*RECORDS FOR THE TASK:*

━━━

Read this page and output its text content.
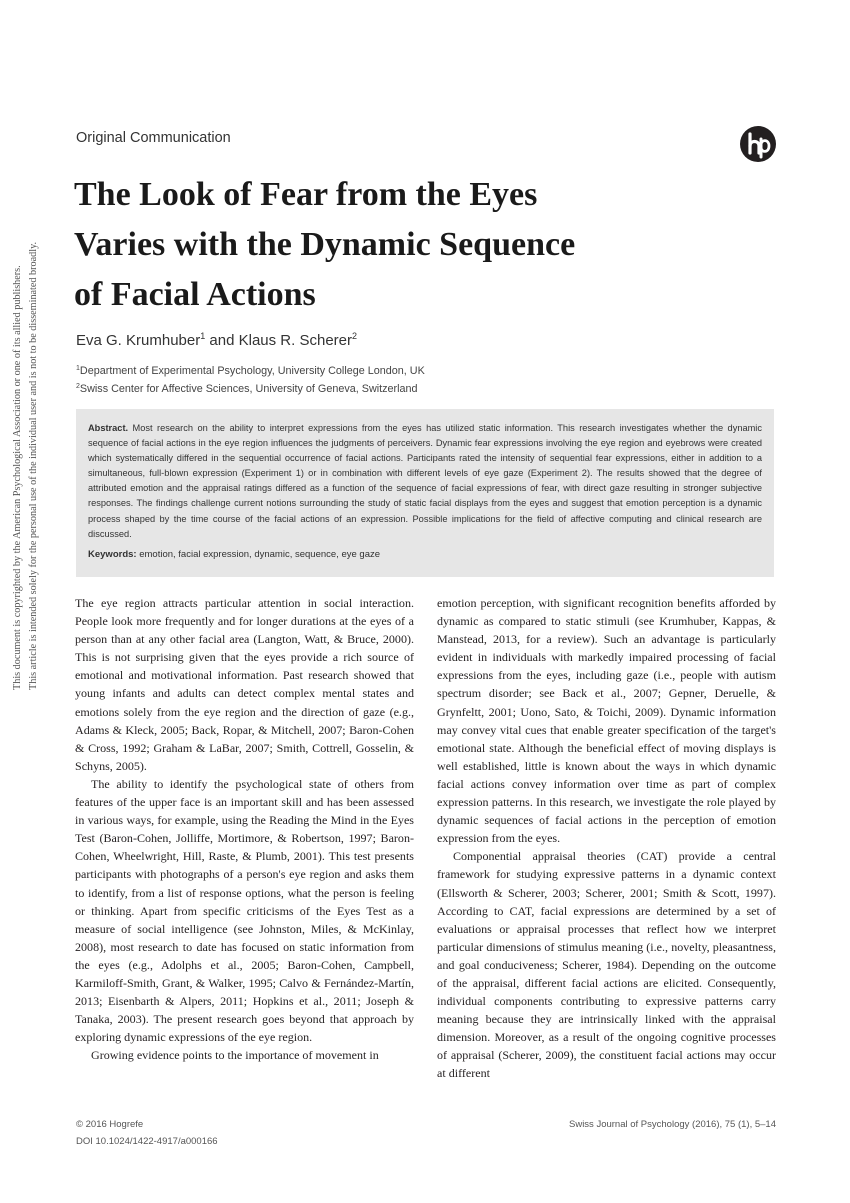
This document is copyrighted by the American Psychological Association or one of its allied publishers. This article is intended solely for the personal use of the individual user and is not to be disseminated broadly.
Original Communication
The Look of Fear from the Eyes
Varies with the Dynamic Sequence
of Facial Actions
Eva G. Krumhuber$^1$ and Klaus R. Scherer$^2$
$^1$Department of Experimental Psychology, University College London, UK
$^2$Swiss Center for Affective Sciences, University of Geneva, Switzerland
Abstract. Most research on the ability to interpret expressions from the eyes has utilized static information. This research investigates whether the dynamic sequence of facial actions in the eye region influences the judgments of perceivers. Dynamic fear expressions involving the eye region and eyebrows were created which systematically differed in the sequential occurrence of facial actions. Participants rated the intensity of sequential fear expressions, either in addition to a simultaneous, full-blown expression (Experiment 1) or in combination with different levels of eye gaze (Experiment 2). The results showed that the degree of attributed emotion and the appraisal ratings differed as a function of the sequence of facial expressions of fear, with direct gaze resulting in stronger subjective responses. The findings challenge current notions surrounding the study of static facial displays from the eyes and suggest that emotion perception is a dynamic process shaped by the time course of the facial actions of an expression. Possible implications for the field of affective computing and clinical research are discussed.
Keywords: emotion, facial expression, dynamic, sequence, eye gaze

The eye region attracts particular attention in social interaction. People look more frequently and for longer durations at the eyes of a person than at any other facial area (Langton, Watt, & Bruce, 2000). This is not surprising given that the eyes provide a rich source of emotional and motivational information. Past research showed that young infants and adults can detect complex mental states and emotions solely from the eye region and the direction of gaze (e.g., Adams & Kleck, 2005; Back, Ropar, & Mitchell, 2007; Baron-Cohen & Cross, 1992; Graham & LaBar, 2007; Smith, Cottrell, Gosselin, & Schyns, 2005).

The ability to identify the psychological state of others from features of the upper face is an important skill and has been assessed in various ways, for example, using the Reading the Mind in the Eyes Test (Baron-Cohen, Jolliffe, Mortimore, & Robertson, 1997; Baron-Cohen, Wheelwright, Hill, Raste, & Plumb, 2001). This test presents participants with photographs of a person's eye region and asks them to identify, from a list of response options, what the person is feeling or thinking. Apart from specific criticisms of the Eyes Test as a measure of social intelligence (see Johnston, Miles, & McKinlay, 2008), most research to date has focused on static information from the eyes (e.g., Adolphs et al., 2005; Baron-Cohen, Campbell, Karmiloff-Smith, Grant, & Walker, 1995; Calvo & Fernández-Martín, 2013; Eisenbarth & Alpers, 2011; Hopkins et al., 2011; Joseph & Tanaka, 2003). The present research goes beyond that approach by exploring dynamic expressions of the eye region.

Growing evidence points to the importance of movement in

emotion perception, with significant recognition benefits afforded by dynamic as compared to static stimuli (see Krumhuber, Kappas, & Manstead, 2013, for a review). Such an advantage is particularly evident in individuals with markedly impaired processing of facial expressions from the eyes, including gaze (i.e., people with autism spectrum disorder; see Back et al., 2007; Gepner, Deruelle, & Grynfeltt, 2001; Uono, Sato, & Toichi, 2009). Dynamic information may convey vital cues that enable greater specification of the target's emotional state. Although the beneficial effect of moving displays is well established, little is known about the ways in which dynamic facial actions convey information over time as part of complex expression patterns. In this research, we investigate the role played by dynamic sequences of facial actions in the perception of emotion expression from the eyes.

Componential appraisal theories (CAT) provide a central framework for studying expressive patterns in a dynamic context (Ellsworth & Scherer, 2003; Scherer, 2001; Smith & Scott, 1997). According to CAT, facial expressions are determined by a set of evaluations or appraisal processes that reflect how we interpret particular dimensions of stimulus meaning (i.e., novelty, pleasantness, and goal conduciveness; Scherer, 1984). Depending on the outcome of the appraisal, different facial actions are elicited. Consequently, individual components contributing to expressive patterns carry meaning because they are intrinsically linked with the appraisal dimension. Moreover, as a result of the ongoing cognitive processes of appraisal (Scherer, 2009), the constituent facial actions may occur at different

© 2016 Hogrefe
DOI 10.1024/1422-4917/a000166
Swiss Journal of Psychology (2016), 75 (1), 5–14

━━━

Give the data again exactly as written, with all pictures left out.

*RESULT OF THE TASK:*
Read this page and output its text content.
This document is copyrighted by the American Psychological Association or one of its allied publishers. This article is intended solely for the personal use of the individual user and is not to be disseminated broadly.
Original Communication
The Look of Fear from the Eyes
Varies with the Dynamic Sequence
of Facial Actions
Eva G. Krumhuber$^1$ and Klaus R. Scherer$^2$
$^1$Department of Experimental Psychology, University College London, UK
$^2$Swiss Center for Affective Sciences, University of Geneva, Switzerland
Abstract. Most research on the ability to interpret expressions from the eyes has utilized static information. This research investigates whether the dynamic sequence of facial actions in the eye region influences the judgments of perceivers. Dynamic fear expressions involving the eye region and eyebrows were created which systematically differed in the sequential occurrence of facial actions. Participants rated the intensity of sequential fear expressions, either in addition to a simultaneous, full-blown expression (Experiment 1) or in combination with different levels of eye gaze (Experiment 2). The results showed that the degree of attributed emotion and the appraisal ratings differed as a function of the sequence of facial expressions of fear, with direct gaze resulting in stronger subjective responses. The findings challenge current notions surrounding the study of static facial displays from the eyes and suggest that emotion perception is a dynamic process shaped by the time course of the facial actions of an expression. Possible implications for the field of affective computing and clinical research are discussed.
Keywords: emotion, facial expression, dynamic, sequence, eye gaze

The eye region attracts particular attention in social interaction. People look more frequently and for longer durations at the eyes of a person than at any other facial area (Langton, Watt, & Bruce, 2000). This is not surprising given that the eyes provide a rich source of emotional and motivational information. Past research showed that young infants and adults can detect complex mental states and emotions solely from the eye region and the direction of gaze (e.g., Adams & Kleck, 2005; Back, Ropar, & Mitchell, 2007; Baron-Cohen & Cross, 1992; Graham & LaBar, 2007; Smith, Cottrell, Gosselin, & Schyns, 2005).

The ability to identify the psychological state of others from features of the upper face is an important skill and has been assessed in various ways, for example, using the Reading the Mind in the Eyes Test (Baron-Cohen, Jolliffe, Mortimore, & Robertson, 1997; Baron-Cohen, Wheelwright, Hill, Raste, & Plumb, 2001). This test presents participants with photographs of a person's eye region and asks them to identify, from a list of response options, what the person is feeling or thinking. Apart from specific criticisms of the Eyes Test as a measure of social intelligence (see Johnston, Miles, & McKinlay, 2008), most research to date has focused on static information from the eyes (e.g., Adolphs et al., 2005; Baron-Cohen, Campbell, Karmiloff-Smith, Grant, & Walker, 1995; Calvo & Fernández-Martín, 2013; Eisenbarth & Alpers, 2011; Hopkins et al., 2011; Joseph & Tanaka, 2003). The present research goes beyond that approach by exploring dynamic expressions of the eye region.

Growing evidence points to the importance of movement in

emotion perception, with significant recognition benefits afforded by dynamic as compared to static stimuli (see Krumhuber, Kappas, & Manstead, 2013, for a review). Such an advantage is particularly evident in individuals with markedly impaired processing of facial expressions from the eyes, including gaze (i.e., people with autism spectrum disorder; see Back et al., 2007; Gepner, Deruelle, & Grynfeltt, 2001; Uono, Sato, & Toichi, 2009). Dynamic information may convey vital cues that enable greater specification of the target's emotional state. Although the beneficial effect of moving displays is well established, little is known about the ways in which dynamic facial actions convey information over time as part of complex expression patterns. In this research, we investigate the role played by dynamic sequences of facial actions in the perception of emotion expression from the eyes.

Componential appraisal theories (CAT) provide a central framework for studying expressive patterns in a dynamic context (Ellsworth & Scherer, 2003; Scherer, 2001; Smith & Scott, 1997). According to CAT, facial expressions are determined by a set of evaluations or appraisal processes that reflect how we interpret particular dimensions of stimulus meaning (i.e., novelty, pleasantness, and goal conduciveness; Scherer, 1984). Depending on the outcome of the appraisal, different facial actions are elicited. Consequently, individual components contributing to expressive patterns carry meaning because they are intrinsically linked with the appraisal dimension. Moreover, as a result of the ongoing cognitive processes of appraisal (Scherer, 2009), the constituent facial actions may occur at different

© 2016 Hogrefe
DOI 10.1024/1422-4917/a000166
Swiss Journal of Psychology (2016), 75 (1), 5–14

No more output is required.